→ STATED EXERCISE
Scan the data below. Pull out each line where "فريق" occurs.

----- MATERIAL PROVIDED -----

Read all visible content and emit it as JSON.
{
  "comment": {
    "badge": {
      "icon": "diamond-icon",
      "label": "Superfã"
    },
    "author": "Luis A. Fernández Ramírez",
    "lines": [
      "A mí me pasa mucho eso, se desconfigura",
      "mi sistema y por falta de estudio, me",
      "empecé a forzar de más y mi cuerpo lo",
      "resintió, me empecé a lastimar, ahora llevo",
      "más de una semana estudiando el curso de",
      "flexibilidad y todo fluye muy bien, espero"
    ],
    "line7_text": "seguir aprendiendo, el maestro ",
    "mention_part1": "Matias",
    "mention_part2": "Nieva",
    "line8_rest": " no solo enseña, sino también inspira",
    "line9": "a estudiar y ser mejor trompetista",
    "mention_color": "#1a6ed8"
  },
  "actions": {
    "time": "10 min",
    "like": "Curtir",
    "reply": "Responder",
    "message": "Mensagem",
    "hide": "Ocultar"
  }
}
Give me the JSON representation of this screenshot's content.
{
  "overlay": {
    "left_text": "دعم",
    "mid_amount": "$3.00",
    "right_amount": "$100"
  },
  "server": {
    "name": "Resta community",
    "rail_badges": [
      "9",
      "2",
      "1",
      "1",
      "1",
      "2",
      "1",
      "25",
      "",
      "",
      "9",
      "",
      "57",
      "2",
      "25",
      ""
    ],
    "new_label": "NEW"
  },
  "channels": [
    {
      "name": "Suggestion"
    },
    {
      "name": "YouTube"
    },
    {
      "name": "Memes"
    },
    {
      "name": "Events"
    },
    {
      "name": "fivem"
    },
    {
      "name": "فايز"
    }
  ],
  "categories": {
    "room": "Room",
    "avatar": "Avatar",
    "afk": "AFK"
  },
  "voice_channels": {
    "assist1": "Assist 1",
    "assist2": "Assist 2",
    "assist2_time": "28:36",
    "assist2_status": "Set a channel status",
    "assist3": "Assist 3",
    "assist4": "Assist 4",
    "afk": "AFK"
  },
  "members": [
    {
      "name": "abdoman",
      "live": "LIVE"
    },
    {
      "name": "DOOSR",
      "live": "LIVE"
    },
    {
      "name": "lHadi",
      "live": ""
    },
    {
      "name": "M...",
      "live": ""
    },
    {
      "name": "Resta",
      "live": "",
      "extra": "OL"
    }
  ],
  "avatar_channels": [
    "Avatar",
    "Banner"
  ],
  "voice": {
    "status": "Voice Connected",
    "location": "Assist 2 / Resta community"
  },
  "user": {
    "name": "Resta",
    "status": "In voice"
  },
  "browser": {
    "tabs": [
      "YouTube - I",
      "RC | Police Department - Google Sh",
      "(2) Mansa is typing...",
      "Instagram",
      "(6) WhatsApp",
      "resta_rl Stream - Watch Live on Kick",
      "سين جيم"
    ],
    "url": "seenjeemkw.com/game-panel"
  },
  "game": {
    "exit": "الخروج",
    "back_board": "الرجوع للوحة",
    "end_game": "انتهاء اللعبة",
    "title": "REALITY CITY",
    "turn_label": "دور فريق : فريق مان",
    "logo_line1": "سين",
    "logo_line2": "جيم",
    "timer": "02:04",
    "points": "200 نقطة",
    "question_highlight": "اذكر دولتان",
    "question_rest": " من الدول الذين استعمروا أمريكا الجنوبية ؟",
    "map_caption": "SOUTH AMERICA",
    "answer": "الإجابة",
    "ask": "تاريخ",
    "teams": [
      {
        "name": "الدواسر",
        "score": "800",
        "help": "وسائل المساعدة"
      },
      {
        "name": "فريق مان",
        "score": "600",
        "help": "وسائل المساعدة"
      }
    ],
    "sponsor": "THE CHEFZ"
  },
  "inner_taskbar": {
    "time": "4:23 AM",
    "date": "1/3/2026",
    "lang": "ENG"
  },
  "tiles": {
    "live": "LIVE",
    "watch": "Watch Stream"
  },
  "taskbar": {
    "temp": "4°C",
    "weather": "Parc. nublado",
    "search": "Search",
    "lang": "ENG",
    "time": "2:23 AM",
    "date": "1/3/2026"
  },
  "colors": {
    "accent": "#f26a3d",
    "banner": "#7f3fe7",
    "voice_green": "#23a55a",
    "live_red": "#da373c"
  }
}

-----

→ EXERCISE SOLUTION
    "turn_label": "دور فريق : فريق مان",
        "name": "فريق مان",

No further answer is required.